═════ Given data

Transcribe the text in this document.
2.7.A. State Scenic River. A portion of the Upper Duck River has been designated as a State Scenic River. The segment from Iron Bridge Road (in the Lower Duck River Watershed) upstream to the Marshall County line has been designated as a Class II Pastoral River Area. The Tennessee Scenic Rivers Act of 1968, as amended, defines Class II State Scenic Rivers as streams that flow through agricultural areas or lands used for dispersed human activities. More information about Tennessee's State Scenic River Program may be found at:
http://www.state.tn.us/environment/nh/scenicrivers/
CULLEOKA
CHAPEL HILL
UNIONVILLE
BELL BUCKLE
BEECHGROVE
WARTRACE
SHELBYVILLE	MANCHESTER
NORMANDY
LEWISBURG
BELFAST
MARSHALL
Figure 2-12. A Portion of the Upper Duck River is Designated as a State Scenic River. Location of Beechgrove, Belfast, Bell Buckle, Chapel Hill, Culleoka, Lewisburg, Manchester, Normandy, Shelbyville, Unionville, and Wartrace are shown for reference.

══════════

=== Exercise goal ===
Reproduce each entry word for word.

=== Response to the exercise ===
Transcribe the text in this document.
2.7.A. State Scenic River. A portion of the Upper Duck River has been designated as a State Scenic River. The segment from Iron Bridge Road (in the Lower Duck River Watershed) upstream to the Marshall County line has been designated as a Class II Pastoral River Area. The Tennessee Scenic Rivers Act of 1968, as amended, defines Class II State Scenic Rivers as streams that flow through agricultural areas or lands used for dispersed human activities. More information about Tennessee's State Scenic River Program may be found at:
http://www.state.tn.us/environment/nh/scenicrivers/
CULLEOKA
CHAPEL HILL
UNIONVILLE
BELL BUCKLE
BEECHGROVE
WARTRACE
SHELBYVILLE	MANCHESTER
NORMANDY
LEWISBURG
BELFAST
MARSHALL
Figure 2-12. A Portion of the Upper Duck River is Designated as a State Scenic River. Location of Beechgrove, Belfast, Bell Buckle, Chapel Hill, Culleoka, Lewisburg, Manchester, Normandy, Shelbyville, Unionville, and Wartrace are shown for reference.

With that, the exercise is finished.